• _Goal of the exercise_:
Copy, in full, each line of the material that holds the word "title".

───── Extracted material

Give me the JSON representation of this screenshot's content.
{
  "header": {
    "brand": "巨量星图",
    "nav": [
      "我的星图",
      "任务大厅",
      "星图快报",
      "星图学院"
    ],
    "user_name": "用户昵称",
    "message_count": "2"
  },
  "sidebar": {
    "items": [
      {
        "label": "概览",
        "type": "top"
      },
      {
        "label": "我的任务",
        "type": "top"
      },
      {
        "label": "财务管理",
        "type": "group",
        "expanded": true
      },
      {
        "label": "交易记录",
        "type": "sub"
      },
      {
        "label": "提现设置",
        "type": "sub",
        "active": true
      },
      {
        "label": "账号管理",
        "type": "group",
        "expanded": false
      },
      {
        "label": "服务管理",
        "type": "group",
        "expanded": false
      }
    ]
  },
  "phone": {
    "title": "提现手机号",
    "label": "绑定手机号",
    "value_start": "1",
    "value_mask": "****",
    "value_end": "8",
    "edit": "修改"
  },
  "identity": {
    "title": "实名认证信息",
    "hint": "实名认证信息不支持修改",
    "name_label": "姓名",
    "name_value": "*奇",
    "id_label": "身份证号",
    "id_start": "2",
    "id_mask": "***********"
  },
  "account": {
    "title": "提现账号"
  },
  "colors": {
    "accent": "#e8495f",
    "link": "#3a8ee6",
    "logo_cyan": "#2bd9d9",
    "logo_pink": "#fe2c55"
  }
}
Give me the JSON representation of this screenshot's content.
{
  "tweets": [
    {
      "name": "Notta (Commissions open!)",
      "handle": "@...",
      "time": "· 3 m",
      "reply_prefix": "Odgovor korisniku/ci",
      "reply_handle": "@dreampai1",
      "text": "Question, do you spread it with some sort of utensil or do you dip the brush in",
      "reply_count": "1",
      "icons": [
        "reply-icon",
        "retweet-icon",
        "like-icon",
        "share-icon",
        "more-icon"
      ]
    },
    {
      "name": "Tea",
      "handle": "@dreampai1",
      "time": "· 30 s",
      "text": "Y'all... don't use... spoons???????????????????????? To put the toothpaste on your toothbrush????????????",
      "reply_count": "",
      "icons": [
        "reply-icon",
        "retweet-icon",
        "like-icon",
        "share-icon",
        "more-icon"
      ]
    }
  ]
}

──────────

• _Expected answer_:
    "title": "提现手机号",
    "title": "实名认证信息",
    "title": "提现账号"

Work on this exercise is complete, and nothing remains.